Data excerpts:
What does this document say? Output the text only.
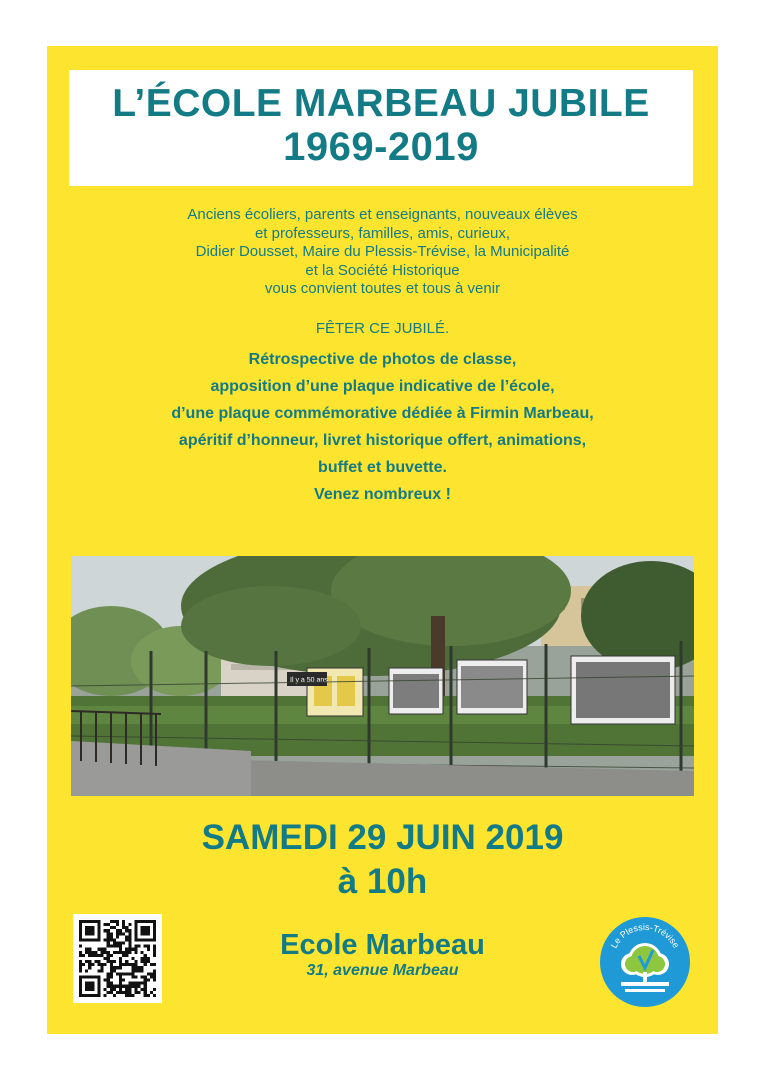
L’ÉCOLE MARBEAU JUBILE
1969-2019
Anciens écoliers, parents et enseignants, nouveaux élèves
et professeurs, familles, amis, curieux,
Didier Dousset, Maire du Plessis-Trévise, la Municipalité
et la Société Historique
vous convient toutes et tous à venir
FÊTER CE JUBILÉ.
Rétrospective de photos de classe,
apposition d’une plaque indicative de l’école,
d’une plaque commémorative dédiée à Firmin Marbeau,
apéritif d’honneur, livret historique offert, animations,
buffet et buvette.
Venez nombreux !
Il y a 50 ans...
SAMEDI 29 JUIN 2019
à 10h
Ecole Marbeau
31, avenue Marbeau
Le Plessis-Trévise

* _Stated problem_: Replicate the material above verbatim; images stay out of the copy.

* _Solution to the problem_:
What does this document say? Output the text only.
L’ÉCOLE MARBEAU JUBILE
1969-2019
Anciens écoliers, parents et enseignants, nouveaux élèves
et professeurs, familles, amis, curieux,
Didier Dousset, Maire du Plessis-Trévise, la Municipalité
et la Société Historique
vous convient toutes et tous à venir
FÊTER CE JUBILÉ.
Rétrospective de photos de classe,
apposition d’une plaque indicative de l’école,
d’une plaque commémorative dédiée à Firmin Marbeau,
apéritif d’honneur, livret historique offert, animations,
buffet et buvette.
Venez nombreux !
Il y a 50 ans...
SAMEDI 29 JUIN 2019
à 10h
Ecole Marbeau
31, avenue Marbeau
Le Plessis-Trévise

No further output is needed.